TASK INSTRUCTIONS: Copy out all lines that hold "cysteine".

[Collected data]
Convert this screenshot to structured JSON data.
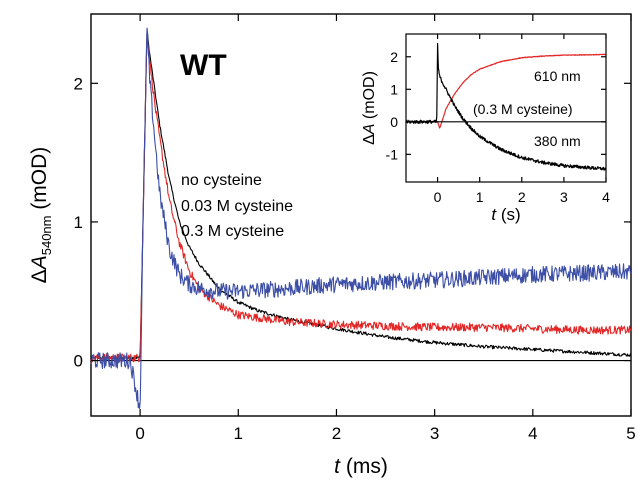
{
  "chart_data": {
    "type": "line",
    "main": {
      "panel_label": "WT",
      "xlabel_var": "t",
      "xlabel_unit": " (ms)",
      "ylabel_prefix": "Δ",
      "ylabel_var": "A",
      "ylabel_sub": "540nm",
      "ylabel_unit": " (mOD)",
      "xlim": [
        -0.5,
        5
      ],
      "ylim": [
        -0.4,
        2.5
      ],
      "xticks": [
        0,
        1,
        2,
        3,
        4,
        5
      ],
      "yticks": [
        0,
        1,
        2
      ],
      "baseline": 0,
      "series": [
        {
          "name": "no cysteine",
          "color": "#000000",
          "x": [
            -0.5,
            0.0,
            0.03,
            0.07,
            0.1,
            0.15,
            0.2,
            0.3,
            0.4,
            0.5,
            0.6,
            0.8,
            1.0,
            1.2,
            1.5,
            2.0,
            2.5,
            3.0,
            3.5,
            4.0,
            4.5,
            5.0
          ],
          "y": [
            0.02,
            0.02,
            1.0,
            2.38,
            2.2,
            1.95,
            1.7,
            1.3,
            1.0,
            0.82,
            0.7,
            0.52,
            0.42,
            0.36,
            0.3,
            0.23,
            0.17,
            0.13,
            0.1,
            0.08,
            0.06,
            0.04
          ],
          "noise": 0.012
        },
        {
          "name": "0.03 M cysteine",
          "color": "#e32626",
          "x": [
            -0.5,
            0.0,
            0.03,
            0.07,
            0.1,
            0.15,
            0.2,
            0.3,
            0.4,
            0.5,
            0.6,
            0.8,
            1.0,
            1.5,
            2.0,
            2.5,
            3.0,
            3.5,
            4.0,
            4.5,
            5.0
          ],
          "y": [
            0.02,
            0.02,
            1.0,
            2.38,
            2.15,
            1.85,
            1.6,
            1.15,
            0.85,
            0.65,
            0.52,
            0.4,
            0.33,
            0.28,
            0.26,
            0.25,
            0.24,
            0.24,
            0.23,
            0.22,
            0.22
          ],
          "noise": 0.03
        },
        {
          "name": "0.3 M cysteine",
          "color": "#3c4ea6",
          "x": [
            -0.5,
            -0.1,
            0.0,
            0.03,
            0.07,
            0.1,
            0.15,
            0.2,
            0.3,
            0.4,
            0.5,
            0.6,
            0.8,
            1.0,
            1.5,
            2.0,
            3.0,
            4.0,
            5.0
          ],
          "y": [
            0.0,
            0.0,
            -0.35,
            1.0,
            2.4,
            2.0,
            1.6,
            1.2,
            0.8,
            0.62,
            0.55,
            0.52,
            0.5,
            0.5,
            0.52,
            0.55,
            0.58,
            0.62,
            0.64
          ],
          "noise": 0.06
        }
      ]
    },
    "inset": {
      "xlabel_var": "t",
      "xlabel_unit": " (s)",
      "ylabel_prefix": "Δ",
      "ylabel_var": "A",
      "ylabel_unit": " (mOD)",
      "xlim": [
        -0.75,
        4
      ],
      "ylim": [
        -1.85,
        2.7
      ],
      "xticks": [
        0,
        1,
        2,
        3,
        4
      ],
      "yticks": [
        -1,
        0,
        1,
        2
      ],
      "baseline": 0,
      "annotations": [
        "610 nm",
        "(0.3 M cysteine)",
        "380 nm"
      ],
      "series": [
        {
          "name": "610 nm",
          "color": "#e32626",
          "x": [
            -0.75,
            0.0,
            0.05,
            0.2,
            0.4,
            0.6,
            0.8,
            1.0,
            1.5,
            2.0,
            2.5,
            3.0,
            3.5,
            4.0
          ],
          "y": [
            0.0,
            0.0,
            -0.2,
            0.4,
            0.85,
            1.2,
            1.45,
            1.62,
            1.85,
            1.97,
            2.02,
            2.05,
            2.06,
            2.07
          ],
          "noise": 0.01
        },
        {
          "name": "380 nm",
          "color": "#000000",
          "x": [
            -0.75,
            -0.02,
            0.0,
            0.02,
            0.05,
            0.1,
            0.2,
            0.4,
            0.6,
            0.8,
            1.0,
            1.5,
            2.0,
            2.5,
            3.0,
            3.5,
            4.0
          ],
          "y": [
            0.0,
            0.0,
            2.4,
            1.6,
            1.4,
            1.25,
            1.0,
            0.5,
            0.1,
            -0.2,
            -0.45,
            -0.85,
            -1.1,
            -1.25,
            -1.35,
            -1.4,
            -1.45
          ],
          "noise": 0.05
        }
      ]
    }
  }
}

OUTPUT FOR THIS TASK:
          "name": "no cysteine",
          "name": "0.03 M cysteine",
          "name": "0.3 M cysteine",
        "(0.3 M cysteine)",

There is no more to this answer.